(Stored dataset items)
# # # #

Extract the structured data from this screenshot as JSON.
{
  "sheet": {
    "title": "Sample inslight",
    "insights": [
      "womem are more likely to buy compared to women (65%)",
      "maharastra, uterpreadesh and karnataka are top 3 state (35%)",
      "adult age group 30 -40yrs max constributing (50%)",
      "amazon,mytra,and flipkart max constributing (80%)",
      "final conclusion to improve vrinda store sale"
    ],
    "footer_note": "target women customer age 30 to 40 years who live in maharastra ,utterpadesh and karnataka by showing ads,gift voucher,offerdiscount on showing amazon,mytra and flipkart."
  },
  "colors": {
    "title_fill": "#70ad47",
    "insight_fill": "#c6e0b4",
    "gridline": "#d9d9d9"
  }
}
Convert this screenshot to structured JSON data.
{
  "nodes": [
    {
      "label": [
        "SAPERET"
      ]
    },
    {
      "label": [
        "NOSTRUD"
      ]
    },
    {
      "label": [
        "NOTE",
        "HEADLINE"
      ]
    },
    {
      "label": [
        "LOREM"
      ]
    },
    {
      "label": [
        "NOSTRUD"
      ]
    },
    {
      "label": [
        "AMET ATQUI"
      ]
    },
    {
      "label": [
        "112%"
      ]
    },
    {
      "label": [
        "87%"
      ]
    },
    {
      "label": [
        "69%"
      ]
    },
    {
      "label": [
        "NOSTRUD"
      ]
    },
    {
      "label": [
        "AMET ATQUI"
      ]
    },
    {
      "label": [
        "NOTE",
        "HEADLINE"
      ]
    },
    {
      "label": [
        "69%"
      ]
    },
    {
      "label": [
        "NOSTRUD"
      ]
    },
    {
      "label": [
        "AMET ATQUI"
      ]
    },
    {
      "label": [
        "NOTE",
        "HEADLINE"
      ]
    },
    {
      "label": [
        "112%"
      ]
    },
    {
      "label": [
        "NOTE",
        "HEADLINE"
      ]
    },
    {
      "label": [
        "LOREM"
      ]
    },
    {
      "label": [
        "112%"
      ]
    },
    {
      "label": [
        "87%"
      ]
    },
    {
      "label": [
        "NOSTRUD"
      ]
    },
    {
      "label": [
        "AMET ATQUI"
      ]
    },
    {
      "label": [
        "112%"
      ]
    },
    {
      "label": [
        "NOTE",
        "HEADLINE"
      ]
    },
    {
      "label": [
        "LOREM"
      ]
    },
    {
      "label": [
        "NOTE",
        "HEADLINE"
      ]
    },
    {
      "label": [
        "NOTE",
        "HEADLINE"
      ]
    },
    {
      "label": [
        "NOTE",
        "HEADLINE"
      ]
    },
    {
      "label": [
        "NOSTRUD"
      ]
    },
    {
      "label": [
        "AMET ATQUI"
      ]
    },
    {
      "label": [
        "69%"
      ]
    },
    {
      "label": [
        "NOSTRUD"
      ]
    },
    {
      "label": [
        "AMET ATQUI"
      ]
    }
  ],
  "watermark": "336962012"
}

# # # #

### GOAL OF THE EXERCISE
Repeat the records above exactly, from the first line to the last.

### RESULT
Extract the structured data from this screenshot as JSON.
{
  "sheet": {
    "title": "Sample inslight",
    "insights": [
      "womem are more likely to buy compared to women (65%)",
      "maharastra, uterpreadesh and karnataka are top 3 state (35%)",
      "adult age group 30 -40yrs max constributing (50%)",
      "amazon,mytra,and flipkart max constributing (80%)",
      "final conclusion to improve vrinda store sale"
    ],
    "footer_note": "target women customer age 30 to 40 years who live in maharastra ,utterpadesh and karnataka by showing ads,gift voucher,offerdiscount on showing amazon,mytra and flipkart."
  },
  "colors": {
    "title_fill": "#70ad47",
    "insight_fill": "#c6e0b4",
    "gridline": "#d9d9d9"
  }
}
Convert this screenshot to structured JSON data.
{
  "nodes": [
    {
      "label": [
        "SAPERET"
      ]
    },
    {
      "label": [
        "NOSTRUD"
      ]
    },
    {
      "label": [
        "NOTE",
        "HEADLINE"
      ]
    },
    {
      "label": [
        "LOREM"
      ]
    },
    {
      "label": [
        "NOSTRUD"
      ]
    },
    {
      "label": [
        "AMET ATQUI"
      ]
    },
    {
      "label": [
        "112%"
      ]
    },
    {
      "label": [
        "87%"
      ]
    },
    {
      "label": [
        "69%"
      ]
    },
    {
      "label": [
        "NOSTRUD"
      ]
    },
    {
      "label": [
        "AMET ATQUI"
      ]
    },
    {
      "label": [
        "NOTE",
        "HEADLINE"
      ]
    },
    {
      "label": [
        "69%"
      ]
    },
    {
      "label": [
        "NOSTRUD"
      ]
    },
    {
      "label": [
        "AMET ATQUI"
      ]
    },
    {
      "label": [
        "NOTE",
        "HEADLINE"
      ]
    },
    {
      "label": [
        "112%"
      ]
    },
    {
      "label": [
        "NOTE",
        "HEADLINE"
      ]
    },
    {
      "label": [
        "LOREM"
      ]
    },
    {
      "label": [
        "112%"
      ]
    },
    {
      "label": [
        "87%"
      ]
    },
    {
      "label": [
        "NOSTRUD"
      ]
    },
    {
      "label": [
        "AMET ATQUI"
      ]
    },
    {
      "label": [
        "112%"
      ]
    },
    {
      "label": [
        "NOTE",
        "HEADLINE"
      ]
    },
    {
      "label": [
        "LOREM"
      ]
    },
    {
      "label": [
        "NOTE",
        "HEADLINE"
      ]
    },
    {
      "label": [
        "NOTE",
        "HEADLINE"
      ]
    },
    {
      "label": [
        "NOTE",
        "HEADLINE"
      ]
    },
    {
      "label": [
        "NOSTRUD"
      ]
    },
    {
      "label": [
        "AMET ATQUI"
      ]
    },
    {
      "label": [
        "69%"
      ]
    },
    {
      "label": [
        "NOSTRUD"
      ]
    },
    {
      "label": [
        "AMET ATQUI"
      ]
    }
  ],
  "watermark": "336962012"
}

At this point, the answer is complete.